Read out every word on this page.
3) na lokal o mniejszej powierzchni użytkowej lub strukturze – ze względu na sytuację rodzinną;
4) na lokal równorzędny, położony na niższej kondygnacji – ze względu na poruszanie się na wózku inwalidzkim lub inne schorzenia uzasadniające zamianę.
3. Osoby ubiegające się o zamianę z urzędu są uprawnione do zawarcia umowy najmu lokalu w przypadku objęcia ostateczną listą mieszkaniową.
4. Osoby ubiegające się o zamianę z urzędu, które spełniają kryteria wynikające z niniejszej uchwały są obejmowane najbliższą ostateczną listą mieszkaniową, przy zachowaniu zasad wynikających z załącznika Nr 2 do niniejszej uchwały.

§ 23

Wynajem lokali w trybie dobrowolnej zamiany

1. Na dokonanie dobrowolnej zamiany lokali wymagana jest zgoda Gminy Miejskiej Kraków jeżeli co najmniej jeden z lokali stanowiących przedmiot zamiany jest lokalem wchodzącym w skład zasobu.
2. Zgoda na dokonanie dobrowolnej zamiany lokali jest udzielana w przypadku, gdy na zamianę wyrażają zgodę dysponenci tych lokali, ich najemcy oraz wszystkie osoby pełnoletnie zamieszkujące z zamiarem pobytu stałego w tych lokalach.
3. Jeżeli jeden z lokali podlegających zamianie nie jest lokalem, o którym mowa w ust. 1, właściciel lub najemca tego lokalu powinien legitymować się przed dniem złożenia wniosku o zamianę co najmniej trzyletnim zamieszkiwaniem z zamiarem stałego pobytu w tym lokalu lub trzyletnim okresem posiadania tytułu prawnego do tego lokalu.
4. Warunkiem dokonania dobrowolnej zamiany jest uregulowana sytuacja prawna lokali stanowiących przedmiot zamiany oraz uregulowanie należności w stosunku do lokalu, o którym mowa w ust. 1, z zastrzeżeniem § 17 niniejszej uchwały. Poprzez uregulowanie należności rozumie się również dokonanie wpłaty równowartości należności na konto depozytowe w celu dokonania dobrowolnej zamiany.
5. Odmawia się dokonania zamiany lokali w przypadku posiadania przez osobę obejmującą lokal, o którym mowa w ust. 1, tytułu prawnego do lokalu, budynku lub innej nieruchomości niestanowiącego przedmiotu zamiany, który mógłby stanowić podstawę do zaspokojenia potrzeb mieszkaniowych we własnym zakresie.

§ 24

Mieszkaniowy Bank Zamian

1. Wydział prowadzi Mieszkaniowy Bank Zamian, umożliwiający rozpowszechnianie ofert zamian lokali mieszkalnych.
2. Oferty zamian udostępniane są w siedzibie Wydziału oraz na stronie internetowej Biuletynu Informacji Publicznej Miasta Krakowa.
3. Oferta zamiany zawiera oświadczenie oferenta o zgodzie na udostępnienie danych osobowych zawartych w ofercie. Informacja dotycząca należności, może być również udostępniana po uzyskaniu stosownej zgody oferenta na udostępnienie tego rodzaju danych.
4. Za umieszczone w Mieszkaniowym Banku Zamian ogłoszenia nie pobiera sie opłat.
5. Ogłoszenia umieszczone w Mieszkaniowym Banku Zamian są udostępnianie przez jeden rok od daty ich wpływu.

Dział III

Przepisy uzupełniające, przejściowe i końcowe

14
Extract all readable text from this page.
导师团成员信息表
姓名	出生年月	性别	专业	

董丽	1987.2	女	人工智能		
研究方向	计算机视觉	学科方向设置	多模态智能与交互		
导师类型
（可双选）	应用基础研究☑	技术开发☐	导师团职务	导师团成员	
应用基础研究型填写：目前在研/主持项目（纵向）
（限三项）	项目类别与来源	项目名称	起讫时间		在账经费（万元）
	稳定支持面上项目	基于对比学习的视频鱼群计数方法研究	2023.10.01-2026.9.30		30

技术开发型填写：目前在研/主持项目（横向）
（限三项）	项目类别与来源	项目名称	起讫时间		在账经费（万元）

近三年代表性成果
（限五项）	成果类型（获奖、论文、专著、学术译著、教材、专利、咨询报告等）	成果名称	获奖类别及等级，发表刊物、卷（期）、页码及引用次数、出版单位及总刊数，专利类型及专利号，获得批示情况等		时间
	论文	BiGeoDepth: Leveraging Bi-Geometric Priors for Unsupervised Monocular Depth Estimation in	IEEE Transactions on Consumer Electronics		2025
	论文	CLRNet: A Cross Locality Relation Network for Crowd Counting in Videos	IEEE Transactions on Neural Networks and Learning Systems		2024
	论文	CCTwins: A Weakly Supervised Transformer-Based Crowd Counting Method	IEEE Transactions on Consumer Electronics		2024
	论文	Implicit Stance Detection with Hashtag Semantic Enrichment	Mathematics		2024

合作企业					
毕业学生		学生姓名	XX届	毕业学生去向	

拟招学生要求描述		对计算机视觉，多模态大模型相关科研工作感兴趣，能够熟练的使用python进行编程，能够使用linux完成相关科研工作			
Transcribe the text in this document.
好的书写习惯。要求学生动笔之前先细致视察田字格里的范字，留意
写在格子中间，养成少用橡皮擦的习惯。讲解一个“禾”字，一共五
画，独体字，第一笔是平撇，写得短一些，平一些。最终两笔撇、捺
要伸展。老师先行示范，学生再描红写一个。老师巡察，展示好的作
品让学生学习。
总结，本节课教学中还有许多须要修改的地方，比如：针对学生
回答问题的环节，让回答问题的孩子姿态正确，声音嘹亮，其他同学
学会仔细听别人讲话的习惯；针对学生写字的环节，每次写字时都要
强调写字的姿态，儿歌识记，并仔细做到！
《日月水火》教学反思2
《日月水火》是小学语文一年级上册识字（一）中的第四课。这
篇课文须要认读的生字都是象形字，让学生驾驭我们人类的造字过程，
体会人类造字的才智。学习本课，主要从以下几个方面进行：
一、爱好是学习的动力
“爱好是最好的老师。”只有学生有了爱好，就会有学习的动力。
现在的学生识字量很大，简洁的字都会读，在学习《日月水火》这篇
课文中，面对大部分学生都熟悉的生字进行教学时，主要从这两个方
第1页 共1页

════════

WORK TO COMPLETE — Where a line holds "mieszkaniową", copy it out.

RESPONSE TO THE EXERCISE —
3. Osoby ubiegające się o zamianę z urzędu są uprawnione do zawarcia umowy najmu lokalu w przypadku objęcia ostateczną listą mieszkaniową.
4. Osoby ubiegające się o zamianę z urzędu, które spełniają kryteria wynikające z niniejszej uchwały są obejmowane najbliższą ostateczną listą mieszkaniową, przy zachowaniu zasad wynikających z załącznika Nr 2 do niniejszej uchwały.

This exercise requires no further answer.